* DATASET EXCERPTS
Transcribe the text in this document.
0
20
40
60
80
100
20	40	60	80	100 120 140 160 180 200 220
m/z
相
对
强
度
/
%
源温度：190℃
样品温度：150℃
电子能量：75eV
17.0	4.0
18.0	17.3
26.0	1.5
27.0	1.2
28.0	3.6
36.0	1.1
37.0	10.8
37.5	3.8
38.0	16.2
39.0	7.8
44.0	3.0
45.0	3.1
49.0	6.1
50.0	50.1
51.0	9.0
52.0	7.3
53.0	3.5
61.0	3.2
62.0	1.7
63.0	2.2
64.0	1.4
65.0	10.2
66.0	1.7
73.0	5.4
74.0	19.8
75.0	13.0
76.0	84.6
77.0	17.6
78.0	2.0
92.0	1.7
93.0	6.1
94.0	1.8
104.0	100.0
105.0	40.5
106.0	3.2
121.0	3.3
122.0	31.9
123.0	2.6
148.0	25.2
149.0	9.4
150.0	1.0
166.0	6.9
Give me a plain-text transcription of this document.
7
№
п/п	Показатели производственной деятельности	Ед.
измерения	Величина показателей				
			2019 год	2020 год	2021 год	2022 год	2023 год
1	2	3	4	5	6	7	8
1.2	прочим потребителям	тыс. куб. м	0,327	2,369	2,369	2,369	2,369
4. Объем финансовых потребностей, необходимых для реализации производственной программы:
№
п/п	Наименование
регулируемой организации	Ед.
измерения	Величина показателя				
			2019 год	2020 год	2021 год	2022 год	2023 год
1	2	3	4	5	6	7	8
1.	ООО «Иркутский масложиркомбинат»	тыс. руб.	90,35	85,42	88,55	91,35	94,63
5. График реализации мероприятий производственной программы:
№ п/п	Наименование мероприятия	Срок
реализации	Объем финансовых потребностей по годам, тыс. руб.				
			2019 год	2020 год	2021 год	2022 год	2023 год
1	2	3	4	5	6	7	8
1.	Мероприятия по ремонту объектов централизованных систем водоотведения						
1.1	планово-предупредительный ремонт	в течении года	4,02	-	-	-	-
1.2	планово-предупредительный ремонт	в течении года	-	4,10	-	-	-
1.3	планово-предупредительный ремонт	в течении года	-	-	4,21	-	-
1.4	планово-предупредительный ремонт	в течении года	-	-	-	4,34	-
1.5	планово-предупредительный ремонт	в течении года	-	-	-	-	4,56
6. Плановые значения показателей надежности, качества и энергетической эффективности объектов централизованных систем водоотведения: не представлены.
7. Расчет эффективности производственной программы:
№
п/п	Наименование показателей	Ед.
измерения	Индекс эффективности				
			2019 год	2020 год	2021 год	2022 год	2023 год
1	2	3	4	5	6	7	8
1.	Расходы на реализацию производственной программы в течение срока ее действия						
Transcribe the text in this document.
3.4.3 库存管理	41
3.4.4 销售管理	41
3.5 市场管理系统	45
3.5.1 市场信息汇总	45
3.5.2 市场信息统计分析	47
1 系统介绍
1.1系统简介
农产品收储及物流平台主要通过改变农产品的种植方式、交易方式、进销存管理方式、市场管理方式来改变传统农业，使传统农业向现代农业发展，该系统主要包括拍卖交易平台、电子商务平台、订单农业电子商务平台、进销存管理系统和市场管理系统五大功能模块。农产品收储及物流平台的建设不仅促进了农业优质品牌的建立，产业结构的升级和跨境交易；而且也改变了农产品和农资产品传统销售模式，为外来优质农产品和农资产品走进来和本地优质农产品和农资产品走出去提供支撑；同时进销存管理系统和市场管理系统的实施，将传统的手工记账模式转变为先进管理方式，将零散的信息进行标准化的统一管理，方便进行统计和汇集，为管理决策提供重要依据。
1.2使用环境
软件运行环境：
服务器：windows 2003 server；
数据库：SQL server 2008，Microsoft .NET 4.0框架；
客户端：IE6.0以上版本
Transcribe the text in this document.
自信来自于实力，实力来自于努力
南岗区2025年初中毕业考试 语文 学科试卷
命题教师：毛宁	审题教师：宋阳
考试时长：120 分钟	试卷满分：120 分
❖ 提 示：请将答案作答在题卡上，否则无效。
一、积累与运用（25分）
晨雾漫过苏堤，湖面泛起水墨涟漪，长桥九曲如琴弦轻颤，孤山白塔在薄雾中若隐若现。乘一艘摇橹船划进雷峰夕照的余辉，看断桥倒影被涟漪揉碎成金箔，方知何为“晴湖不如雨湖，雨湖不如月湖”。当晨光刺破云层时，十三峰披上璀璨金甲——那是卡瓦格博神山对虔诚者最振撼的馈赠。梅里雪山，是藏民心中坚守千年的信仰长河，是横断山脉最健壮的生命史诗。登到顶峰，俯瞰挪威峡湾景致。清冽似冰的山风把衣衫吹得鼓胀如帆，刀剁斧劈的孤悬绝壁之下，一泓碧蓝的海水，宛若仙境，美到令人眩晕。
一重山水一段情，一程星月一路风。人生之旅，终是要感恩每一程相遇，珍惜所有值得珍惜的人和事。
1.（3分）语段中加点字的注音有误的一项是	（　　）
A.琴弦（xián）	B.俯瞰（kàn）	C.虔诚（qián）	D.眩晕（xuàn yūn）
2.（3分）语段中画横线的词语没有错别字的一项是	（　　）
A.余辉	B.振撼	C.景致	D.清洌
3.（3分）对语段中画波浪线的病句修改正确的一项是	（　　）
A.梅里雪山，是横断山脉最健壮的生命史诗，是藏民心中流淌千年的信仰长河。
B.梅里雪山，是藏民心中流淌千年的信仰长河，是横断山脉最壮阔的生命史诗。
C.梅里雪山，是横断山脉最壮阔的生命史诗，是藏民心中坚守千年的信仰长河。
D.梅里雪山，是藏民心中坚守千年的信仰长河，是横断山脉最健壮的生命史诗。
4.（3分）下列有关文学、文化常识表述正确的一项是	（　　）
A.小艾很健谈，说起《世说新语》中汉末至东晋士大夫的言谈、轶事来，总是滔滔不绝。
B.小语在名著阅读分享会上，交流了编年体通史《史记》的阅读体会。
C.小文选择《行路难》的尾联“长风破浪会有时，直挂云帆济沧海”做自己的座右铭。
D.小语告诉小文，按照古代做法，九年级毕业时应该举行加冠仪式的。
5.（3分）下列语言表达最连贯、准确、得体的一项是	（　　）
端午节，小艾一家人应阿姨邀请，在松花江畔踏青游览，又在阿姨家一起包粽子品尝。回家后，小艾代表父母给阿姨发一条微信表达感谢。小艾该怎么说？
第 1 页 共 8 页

* WHAT NEEDS TO BE DONE
Count the lines of the listing above that include the word "реализации" and state the total with nothing else.

* SOLUTION TO THIS EXERCISE
3